#### [DATA IN THIS EXERCISE]
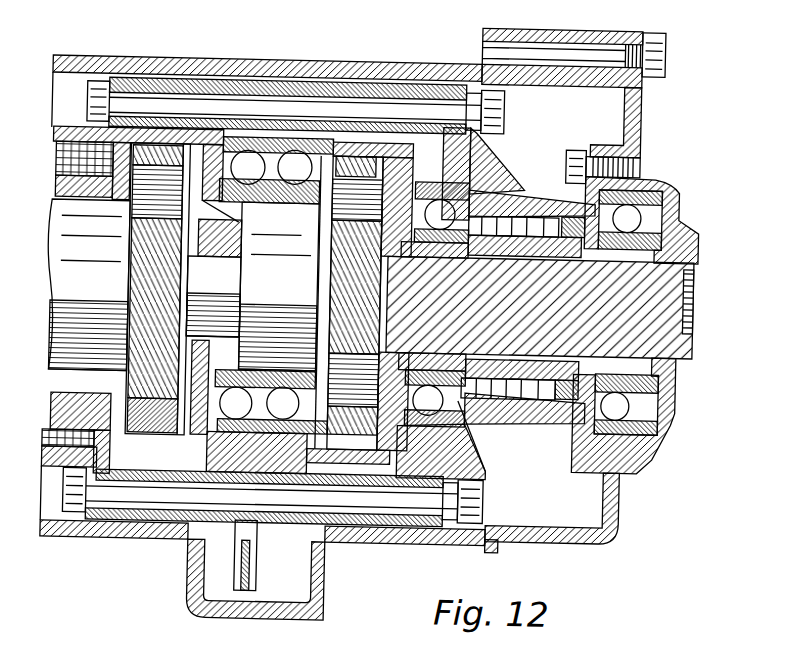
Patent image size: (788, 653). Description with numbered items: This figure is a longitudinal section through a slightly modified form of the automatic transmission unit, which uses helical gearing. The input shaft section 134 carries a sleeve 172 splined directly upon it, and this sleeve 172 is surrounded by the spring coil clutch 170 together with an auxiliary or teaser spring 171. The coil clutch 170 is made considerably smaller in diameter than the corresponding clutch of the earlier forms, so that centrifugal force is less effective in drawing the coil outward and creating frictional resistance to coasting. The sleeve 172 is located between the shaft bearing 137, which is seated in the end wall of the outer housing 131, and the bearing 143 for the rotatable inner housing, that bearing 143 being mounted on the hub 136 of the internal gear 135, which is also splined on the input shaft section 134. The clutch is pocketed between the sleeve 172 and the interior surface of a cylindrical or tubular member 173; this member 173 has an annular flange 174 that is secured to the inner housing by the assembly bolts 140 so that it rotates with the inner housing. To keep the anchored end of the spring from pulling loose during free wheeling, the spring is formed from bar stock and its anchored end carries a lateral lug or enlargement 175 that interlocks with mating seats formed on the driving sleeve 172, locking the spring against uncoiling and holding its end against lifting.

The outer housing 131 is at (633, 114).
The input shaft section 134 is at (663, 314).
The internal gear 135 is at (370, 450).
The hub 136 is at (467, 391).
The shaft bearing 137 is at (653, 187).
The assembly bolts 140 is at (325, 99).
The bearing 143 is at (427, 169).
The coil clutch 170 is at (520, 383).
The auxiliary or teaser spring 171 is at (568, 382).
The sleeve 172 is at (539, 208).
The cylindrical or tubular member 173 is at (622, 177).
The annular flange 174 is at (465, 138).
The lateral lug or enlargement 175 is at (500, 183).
--
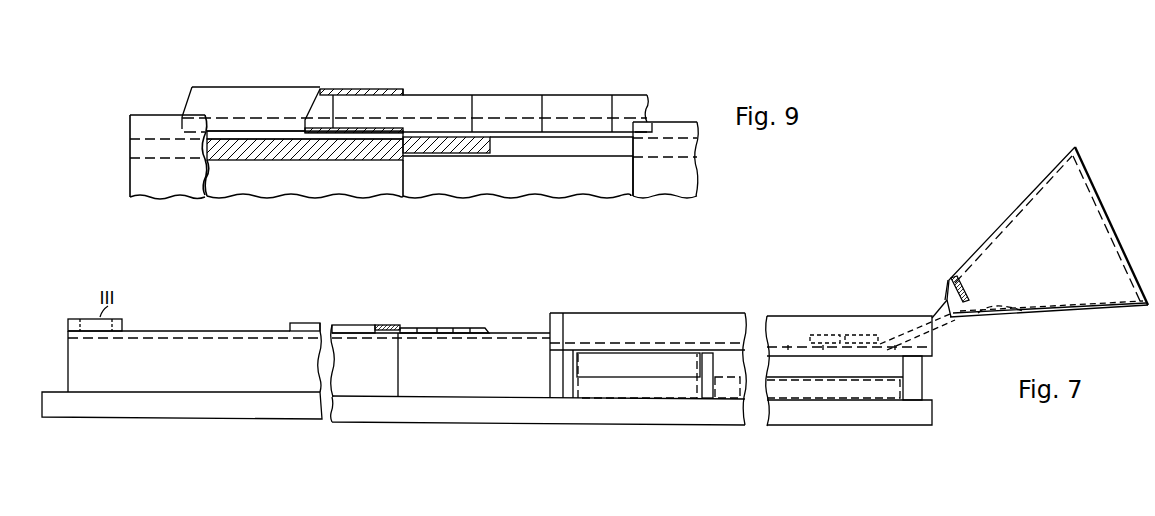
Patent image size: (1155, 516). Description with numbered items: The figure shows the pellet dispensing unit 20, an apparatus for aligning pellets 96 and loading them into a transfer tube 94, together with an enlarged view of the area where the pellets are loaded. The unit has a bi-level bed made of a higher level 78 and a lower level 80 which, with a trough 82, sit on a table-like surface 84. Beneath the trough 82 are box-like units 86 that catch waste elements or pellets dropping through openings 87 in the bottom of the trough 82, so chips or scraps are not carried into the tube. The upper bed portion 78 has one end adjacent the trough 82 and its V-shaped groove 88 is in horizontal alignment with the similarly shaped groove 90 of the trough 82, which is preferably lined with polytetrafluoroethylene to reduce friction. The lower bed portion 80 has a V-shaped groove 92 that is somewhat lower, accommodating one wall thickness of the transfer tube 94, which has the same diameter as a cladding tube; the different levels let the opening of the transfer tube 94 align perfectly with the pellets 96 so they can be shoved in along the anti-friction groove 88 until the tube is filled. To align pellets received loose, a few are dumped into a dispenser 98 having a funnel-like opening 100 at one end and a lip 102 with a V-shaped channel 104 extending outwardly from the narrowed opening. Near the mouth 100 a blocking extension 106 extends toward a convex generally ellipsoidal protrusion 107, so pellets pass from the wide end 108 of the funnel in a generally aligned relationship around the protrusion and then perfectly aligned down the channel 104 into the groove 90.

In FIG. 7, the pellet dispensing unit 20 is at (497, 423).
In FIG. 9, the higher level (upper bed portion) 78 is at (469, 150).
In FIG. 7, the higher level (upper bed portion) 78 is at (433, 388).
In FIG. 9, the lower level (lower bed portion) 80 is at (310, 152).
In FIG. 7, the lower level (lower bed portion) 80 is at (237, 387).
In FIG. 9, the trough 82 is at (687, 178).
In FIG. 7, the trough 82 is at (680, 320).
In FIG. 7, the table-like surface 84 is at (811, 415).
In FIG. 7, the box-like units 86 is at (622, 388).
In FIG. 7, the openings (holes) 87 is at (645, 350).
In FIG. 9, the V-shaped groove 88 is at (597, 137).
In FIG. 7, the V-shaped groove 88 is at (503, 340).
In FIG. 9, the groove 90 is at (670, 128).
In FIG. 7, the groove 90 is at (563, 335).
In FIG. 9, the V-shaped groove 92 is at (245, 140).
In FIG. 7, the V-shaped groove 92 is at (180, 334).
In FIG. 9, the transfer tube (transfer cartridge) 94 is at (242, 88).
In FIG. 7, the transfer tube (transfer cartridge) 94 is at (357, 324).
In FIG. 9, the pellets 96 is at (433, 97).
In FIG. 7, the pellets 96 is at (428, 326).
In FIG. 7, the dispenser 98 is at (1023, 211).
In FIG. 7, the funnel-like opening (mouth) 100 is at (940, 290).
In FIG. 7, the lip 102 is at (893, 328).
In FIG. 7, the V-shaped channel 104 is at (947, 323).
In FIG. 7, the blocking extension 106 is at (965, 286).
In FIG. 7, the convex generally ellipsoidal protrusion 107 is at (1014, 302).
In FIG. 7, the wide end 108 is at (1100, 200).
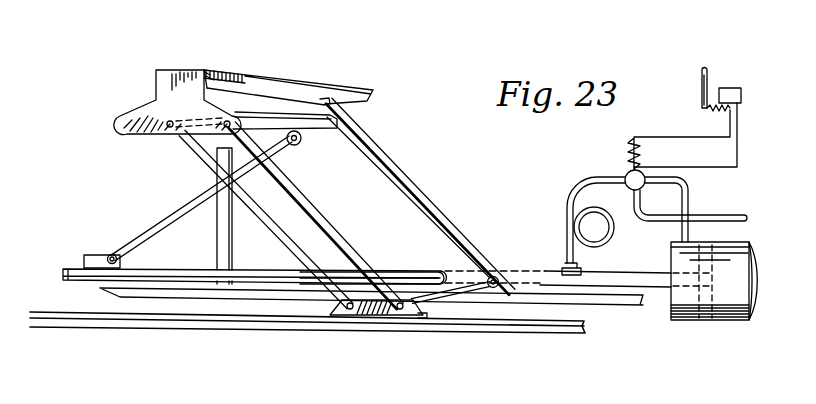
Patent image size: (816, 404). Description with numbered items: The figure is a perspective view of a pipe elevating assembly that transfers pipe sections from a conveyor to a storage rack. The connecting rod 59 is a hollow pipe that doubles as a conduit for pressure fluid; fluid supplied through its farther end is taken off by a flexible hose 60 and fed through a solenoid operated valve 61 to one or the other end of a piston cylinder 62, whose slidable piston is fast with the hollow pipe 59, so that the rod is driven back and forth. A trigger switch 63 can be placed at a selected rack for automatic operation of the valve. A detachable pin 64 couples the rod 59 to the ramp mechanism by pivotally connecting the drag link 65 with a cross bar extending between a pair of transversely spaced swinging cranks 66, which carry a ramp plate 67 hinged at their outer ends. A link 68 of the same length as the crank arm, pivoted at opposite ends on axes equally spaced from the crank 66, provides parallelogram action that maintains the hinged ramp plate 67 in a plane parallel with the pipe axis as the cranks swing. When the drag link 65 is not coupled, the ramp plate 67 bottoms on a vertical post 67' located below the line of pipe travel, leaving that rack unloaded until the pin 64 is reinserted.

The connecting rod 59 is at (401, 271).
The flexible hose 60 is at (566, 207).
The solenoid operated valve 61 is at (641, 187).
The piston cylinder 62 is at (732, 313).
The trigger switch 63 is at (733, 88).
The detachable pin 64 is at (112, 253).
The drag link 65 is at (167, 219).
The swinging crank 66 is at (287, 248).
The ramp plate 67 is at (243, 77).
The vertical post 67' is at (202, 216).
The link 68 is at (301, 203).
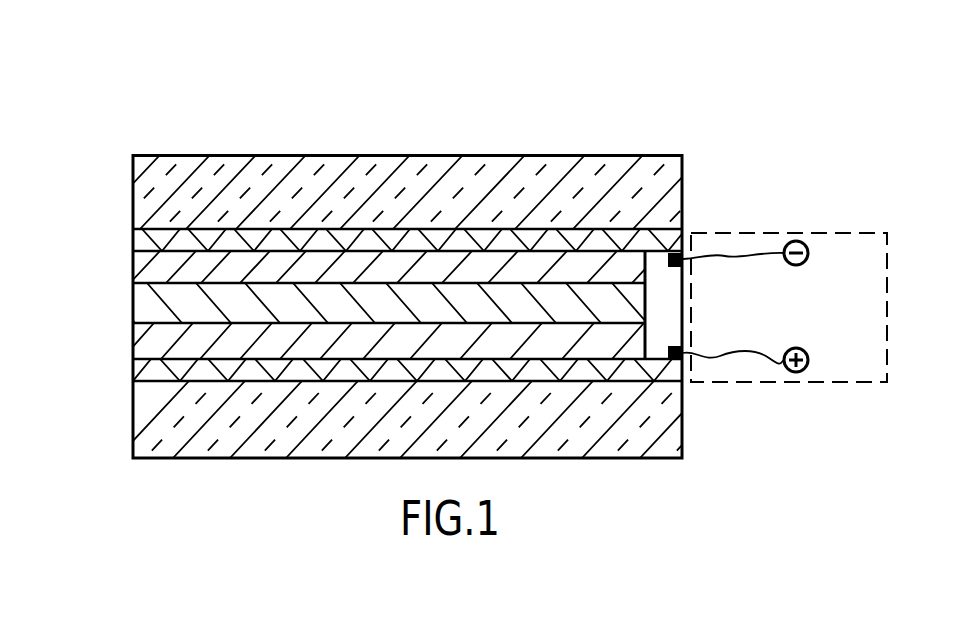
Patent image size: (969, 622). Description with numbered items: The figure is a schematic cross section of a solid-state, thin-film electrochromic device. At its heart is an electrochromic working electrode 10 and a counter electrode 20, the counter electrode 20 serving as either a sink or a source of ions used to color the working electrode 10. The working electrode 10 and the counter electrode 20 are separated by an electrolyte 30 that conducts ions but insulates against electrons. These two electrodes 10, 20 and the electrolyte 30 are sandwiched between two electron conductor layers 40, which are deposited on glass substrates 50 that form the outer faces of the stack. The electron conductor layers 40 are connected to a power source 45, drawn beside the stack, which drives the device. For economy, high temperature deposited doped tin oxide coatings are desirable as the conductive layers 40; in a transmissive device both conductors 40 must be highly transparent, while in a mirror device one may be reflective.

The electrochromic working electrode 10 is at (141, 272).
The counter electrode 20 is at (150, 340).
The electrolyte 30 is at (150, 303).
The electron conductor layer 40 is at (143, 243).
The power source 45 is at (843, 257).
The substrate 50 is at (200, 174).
...
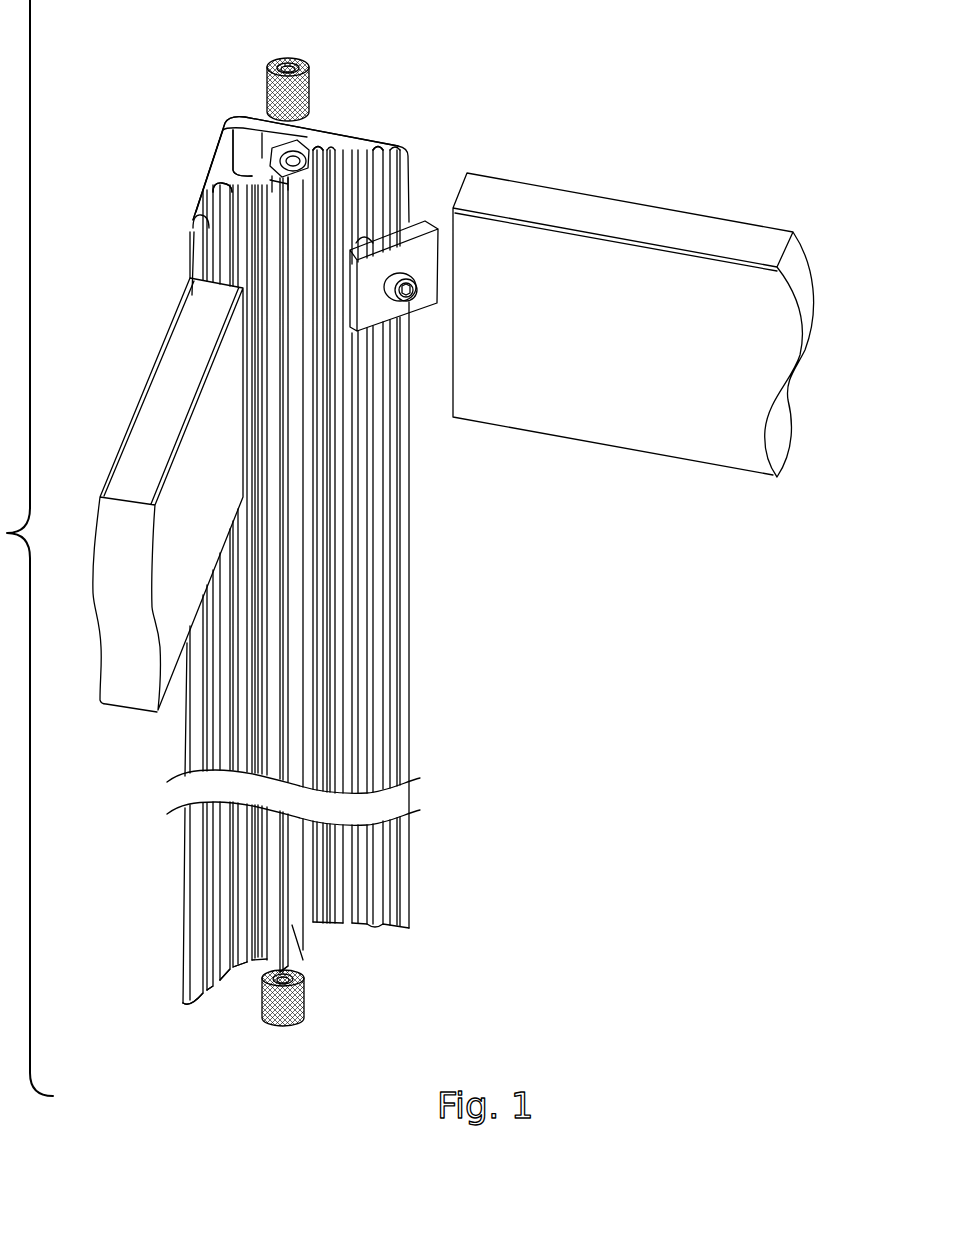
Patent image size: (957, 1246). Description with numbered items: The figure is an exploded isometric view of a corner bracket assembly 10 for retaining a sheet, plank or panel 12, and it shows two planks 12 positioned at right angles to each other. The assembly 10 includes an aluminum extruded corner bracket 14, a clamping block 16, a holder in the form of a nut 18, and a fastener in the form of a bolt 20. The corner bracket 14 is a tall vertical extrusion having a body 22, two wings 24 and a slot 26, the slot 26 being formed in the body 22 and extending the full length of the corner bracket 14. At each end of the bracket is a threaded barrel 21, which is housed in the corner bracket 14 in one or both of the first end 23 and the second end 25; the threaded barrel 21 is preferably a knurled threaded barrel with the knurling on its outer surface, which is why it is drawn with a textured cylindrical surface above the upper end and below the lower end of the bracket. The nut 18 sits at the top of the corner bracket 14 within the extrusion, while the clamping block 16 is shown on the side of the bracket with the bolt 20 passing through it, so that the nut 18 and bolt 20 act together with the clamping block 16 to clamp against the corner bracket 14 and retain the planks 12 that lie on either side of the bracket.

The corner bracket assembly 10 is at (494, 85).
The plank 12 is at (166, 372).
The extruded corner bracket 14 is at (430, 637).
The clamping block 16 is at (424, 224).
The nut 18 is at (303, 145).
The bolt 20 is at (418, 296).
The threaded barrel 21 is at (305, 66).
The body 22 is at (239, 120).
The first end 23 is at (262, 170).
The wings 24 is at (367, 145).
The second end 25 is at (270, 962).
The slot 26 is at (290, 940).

#### [WHAT YOU SHOULD DO]
Repeat the lines of the records, starting at the line that contains "Patent image size: (816, 404)." and stopping after the line that contains "The ramp plate 67 is at (243, 77).".

#### [EXERCISE RESPONSE]
Patent image size: (816, 404). Description with numbered items: The figure is a perspective view of a pipe elevating assembly that transfers pipe sections from a conveyor to a storage rack. The connecting rod 59 is a hollow pipe that doubles as a conduit for pressure fluid; fluid supplied through its farther end is taken off by a flexible hose 60 and fed through a solenoid operated valve 61 to one or the other end of a piston cylinder 62, whose slidable piston is fast with the hollow pipe 59, so that the rod is driven back and forth. A trigger switch 63 can be placed at a selected rack for automatic operation of the valve. A detachable pin 64 couples the rod 59 to the ramp mechanism by pivotally connecting the drag link 65 with a cross bar extending between a pair of transversely spaced swinging cranks 66, which carry a ramp plate 67 hinged at their outer ends. A link 68 of the same length as the crank arm, pivoted at opposite ends on axes equally spaced from the crank 66, provides parallelogram action that maintains the hinged ramp plate 67 in a plane parallel with the pipe axis as the cranks swing. When the drag link 65 is not coupled, the ramp plate 67 bottoms on a vertical post 67' located below the line of pipe travel, leaving that rack unloaded until the pin 64 is reinserted.

The connecting rod 59 is at (401, 271).
The flexible hose 60 is at (566, 207).
The solenoid operated valve 61 is at (641, 187).
The piston cylinder 62 is at (732, 313).
The trigger switch 63 is at (733, 88).
The detachable pin 64 is at (112, 253).
The drag link 65 is at (167, 219).
The swinging crank 66 is at (287, 248).
The ramp plate 67 is at (243, 77).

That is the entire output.